> [DATA SUPPLIED]:
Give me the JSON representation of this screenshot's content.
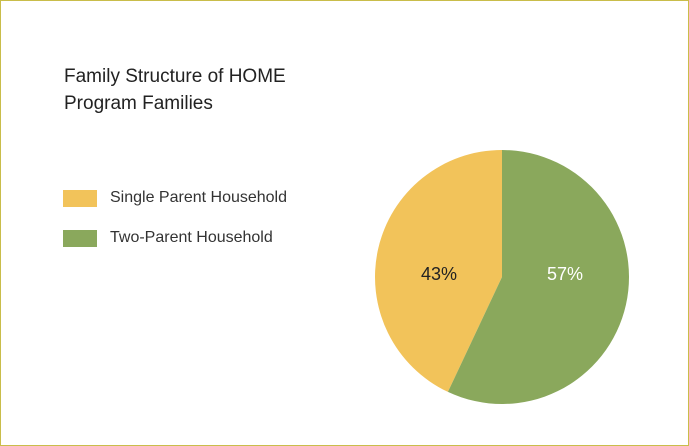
{
  "chart_data": {
    "type": "pie",
    "title": "Family Structure of HOME Program Families",
    "slices": [
      {
        "label": "Single Parent Household",
        "value": 43,
        "display": "43%",
        "color": "#f2c35a",
        "text_color": "#222222"
      },
      {
        "label": "Two-Parent Household",
        "value": 57,
        "display": "57%",
        "color": "#8aa85c",
        "text_color": "#ffffff"
      }
    ],
    "legend_position": "left"
  },
  "colors": {
    "border": "#c9bd4a"
  }
}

> [EXERCISE DETAILS]: Leave out the pictures and retype every line above exactly.

> [RIGHT ANSWER]:
Give me the JSON representation of this screenshot's content.
{
  "chart_data": {
    "type": "pie",
    "title": "Family Structure of HOME Program Families",
    "slices": [
      {
        "label": "Single Parent Household",
        "value": 43,
        "display": "43%",
        "color": "#f2c35a",
        "text_color": "#222222"
      },
      {
        "label": "Two-Parent Household",
        "value": 57,
        "display": "57%",
        "color": "#8aa85c",
        "text_color": "#ffffff"
      }
    ],
    "legend_position": "left"
  },
  "colors": {
    "border": "#c9bd4a"
  }
}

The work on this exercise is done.